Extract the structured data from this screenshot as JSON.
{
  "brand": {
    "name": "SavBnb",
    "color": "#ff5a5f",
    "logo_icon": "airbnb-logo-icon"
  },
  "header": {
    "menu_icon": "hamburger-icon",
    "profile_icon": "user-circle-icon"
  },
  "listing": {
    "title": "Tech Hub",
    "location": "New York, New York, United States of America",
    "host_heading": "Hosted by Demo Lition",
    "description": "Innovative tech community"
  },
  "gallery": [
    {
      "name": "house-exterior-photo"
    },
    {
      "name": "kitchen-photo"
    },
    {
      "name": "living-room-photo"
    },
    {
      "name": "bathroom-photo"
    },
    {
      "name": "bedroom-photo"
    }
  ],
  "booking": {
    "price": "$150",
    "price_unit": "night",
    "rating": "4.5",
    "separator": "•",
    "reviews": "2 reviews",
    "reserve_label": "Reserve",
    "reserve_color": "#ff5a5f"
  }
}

────────

# [Exercise prompt]
Nothing should be changed: write out all of the data as is.

# [Full solution]
Extract the structured data from this screenshot as JSON.
{
  "brand": {
    "name": "SavBnb",
    "color": "#ff5a5f",
    "logo_icon": "airbnb-logo-icon"
  },
  "header": {
    "menu_icon": "hamburger-icon",
    "profile_icon": "user-circle-icon"
  },
  "listing": {
    "title": "Tech Hub",
    "location": "New York, New York, United States of America",
    "host_heading": "Hosted by Demo Lition",
    "description": "Innovative tech community"
  },
  "gallery": [
    {
      "name": "house-exterior-photo"
    },
    {
      "name": "kitchen-photo"
    },
    {
      "name": "living-room-photo"
    },
    {
      "name": "bathroom-photo"
    },
    {
      "name": "bedroom-photo"
    }
  ],
  "booking": {
    "price": "$150",
    "price_unit": "night",
    "rating": "4.5",
    "separator": "•",
    "reviews": "2 reviews",
    "reserve_label": "Reserve",
    "reserve_color": "#ff5a5f"
  }
}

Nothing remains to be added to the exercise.